--- begin ---

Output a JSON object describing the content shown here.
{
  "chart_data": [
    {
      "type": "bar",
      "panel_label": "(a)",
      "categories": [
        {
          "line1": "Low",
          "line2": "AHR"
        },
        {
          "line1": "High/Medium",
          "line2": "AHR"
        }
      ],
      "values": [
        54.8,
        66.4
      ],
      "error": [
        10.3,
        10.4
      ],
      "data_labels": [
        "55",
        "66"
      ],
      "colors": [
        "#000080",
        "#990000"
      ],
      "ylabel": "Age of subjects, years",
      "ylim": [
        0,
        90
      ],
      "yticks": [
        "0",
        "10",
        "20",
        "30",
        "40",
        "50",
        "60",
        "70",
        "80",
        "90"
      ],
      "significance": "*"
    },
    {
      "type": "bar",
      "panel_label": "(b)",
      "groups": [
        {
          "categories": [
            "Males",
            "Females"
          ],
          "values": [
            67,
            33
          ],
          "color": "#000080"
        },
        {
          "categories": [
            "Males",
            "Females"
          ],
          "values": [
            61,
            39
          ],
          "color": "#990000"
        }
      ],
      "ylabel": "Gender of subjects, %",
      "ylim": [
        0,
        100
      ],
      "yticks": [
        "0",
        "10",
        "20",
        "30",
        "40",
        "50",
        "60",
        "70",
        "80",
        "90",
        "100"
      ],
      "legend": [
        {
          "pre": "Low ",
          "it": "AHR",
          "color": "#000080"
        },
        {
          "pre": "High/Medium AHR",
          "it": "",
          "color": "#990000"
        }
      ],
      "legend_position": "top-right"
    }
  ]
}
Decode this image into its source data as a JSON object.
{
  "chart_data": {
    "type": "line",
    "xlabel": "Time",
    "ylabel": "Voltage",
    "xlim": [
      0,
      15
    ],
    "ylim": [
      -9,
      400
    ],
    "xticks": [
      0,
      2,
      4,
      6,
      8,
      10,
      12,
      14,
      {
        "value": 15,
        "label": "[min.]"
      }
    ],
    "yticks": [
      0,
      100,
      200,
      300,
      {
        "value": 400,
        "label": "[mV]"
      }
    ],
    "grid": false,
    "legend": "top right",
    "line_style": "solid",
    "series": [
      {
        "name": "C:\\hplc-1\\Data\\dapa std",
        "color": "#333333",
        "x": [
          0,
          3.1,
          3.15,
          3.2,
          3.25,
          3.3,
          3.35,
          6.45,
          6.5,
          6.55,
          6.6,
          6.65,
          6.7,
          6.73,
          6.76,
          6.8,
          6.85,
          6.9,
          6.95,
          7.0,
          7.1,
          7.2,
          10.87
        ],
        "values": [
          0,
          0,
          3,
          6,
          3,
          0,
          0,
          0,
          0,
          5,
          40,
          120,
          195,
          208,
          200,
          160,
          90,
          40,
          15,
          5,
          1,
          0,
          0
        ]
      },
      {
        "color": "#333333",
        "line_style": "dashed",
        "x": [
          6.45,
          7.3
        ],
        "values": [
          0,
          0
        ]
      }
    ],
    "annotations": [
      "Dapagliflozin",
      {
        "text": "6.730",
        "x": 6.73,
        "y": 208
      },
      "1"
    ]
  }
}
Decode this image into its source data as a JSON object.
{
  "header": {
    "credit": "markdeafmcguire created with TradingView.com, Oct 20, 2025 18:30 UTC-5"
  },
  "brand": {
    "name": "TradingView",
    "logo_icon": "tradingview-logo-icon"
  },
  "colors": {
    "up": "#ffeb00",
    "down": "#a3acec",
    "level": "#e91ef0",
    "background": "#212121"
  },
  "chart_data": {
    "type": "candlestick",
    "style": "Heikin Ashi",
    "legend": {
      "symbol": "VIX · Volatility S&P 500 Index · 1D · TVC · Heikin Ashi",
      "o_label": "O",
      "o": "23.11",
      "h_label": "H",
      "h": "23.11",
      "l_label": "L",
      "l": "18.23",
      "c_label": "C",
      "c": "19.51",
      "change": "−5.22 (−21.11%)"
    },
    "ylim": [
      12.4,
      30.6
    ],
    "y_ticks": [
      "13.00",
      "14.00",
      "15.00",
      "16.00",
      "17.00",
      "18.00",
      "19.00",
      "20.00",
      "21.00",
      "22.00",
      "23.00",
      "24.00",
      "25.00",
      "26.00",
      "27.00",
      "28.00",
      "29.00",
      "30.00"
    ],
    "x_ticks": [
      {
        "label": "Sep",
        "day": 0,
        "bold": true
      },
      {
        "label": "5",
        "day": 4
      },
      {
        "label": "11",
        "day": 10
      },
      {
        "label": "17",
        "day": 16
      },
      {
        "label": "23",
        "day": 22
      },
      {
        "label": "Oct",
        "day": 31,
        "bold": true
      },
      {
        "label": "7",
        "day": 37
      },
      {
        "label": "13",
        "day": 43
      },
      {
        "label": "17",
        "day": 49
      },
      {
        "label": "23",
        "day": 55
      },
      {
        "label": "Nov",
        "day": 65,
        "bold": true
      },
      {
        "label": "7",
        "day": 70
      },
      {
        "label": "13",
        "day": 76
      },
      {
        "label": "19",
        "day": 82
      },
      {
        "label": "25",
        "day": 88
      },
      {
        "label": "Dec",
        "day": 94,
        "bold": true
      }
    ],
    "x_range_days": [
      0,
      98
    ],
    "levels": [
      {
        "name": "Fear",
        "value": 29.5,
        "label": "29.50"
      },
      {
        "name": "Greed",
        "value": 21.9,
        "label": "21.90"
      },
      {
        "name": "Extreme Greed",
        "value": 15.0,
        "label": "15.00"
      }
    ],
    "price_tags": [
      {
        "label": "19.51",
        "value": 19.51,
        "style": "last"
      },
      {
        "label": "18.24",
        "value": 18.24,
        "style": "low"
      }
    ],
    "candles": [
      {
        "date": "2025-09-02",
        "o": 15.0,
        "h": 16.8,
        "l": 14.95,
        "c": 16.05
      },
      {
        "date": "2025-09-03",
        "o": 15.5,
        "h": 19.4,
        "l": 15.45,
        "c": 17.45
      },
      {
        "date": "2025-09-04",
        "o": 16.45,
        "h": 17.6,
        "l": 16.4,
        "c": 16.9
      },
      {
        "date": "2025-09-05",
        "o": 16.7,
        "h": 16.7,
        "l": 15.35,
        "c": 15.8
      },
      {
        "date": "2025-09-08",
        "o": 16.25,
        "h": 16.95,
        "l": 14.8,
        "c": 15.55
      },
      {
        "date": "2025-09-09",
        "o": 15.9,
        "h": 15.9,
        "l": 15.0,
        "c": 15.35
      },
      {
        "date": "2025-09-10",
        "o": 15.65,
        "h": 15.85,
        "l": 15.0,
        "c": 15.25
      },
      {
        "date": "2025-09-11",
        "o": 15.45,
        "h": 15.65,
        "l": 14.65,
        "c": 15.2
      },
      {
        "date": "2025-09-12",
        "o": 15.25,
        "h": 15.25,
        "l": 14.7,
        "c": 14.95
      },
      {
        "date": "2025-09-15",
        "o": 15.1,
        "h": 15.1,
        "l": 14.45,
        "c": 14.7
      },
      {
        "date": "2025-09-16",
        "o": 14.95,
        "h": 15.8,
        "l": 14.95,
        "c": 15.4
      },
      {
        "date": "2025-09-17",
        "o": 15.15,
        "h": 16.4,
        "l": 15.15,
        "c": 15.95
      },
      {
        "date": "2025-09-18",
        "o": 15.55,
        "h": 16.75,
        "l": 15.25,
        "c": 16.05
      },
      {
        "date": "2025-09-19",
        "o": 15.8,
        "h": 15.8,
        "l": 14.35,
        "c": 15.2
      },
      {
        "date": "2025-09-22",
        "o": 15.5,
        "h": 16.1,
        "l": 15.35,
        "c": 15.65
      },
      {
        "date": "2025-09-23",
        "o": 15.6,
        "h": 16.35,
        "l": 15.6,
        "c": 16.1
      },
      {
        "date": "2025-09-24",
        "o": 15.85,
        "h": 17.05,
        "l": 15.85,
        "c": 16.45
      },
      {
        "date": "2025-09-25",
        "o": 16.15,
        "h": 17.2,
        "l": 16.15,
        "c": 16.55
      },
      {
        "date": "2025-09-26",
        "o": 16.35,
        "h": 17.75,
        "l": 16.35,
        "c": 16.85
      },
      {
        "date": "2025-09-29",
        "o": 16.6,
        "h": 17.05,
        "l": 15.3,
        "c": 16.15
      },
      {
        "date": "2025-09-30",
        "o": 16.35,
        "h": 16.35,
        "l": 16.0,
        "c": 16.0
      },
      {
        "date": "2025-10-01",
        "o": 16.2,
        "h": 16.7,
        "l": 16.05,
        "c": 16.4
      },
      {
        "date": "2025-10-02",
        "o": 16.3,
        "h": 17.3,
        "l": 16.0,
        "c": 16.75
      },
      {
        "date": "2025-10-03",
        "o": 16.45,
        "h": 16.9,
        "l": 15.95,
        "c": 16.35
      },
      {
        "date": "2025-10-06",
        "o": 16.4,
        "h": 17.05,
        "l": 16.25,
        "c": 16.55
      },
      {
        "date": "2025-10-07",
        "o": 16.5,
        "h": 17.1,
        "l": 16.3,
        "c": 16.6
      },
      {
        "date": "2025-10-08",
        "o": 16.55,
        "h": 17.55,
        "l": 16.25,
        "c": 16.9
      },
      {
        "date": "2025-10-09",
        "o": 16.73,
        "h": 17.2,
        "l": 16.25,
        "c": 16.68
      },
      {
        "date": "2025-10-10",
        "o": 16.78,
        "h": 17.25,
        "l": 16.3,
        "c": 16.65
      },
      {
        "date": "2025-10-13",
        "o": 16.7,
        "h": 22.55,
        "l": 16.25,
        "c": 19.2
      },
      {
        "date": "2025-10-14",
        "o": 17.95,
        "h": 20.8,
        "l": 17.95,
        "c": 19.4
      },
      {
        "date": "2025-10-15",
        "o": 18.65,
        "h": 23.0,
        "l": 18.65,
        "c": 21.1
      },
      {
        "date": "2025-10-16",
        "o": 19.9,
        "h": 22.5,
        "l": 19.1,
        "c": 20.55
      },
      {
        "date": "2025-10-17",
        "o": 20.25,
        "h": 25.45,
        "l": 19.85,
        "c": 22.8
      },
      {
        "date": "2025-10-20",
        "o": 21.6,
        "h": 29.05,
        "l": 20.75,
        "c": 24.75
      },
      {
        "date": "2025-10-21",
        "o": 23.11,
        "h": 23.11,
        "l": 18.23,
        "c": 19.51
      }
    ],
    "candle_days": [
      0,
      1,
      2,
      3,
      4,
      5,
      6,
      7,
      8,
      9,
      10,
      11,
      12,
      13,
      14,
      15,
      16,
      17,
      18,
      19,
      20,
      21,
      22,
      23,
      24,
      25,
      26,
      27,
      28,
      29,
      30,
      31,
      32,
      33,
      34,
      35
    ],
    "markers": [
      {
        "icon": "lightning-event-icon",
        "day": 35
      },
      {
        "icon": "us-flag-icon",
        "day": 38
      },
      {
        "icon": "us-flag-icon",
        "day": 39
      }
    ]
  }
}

--- end ---

• [PROBLEM REQUIREMENTS]: Tell how many lines in the material above include the word "Heikin", giving the number only.

• [REPLY]: 2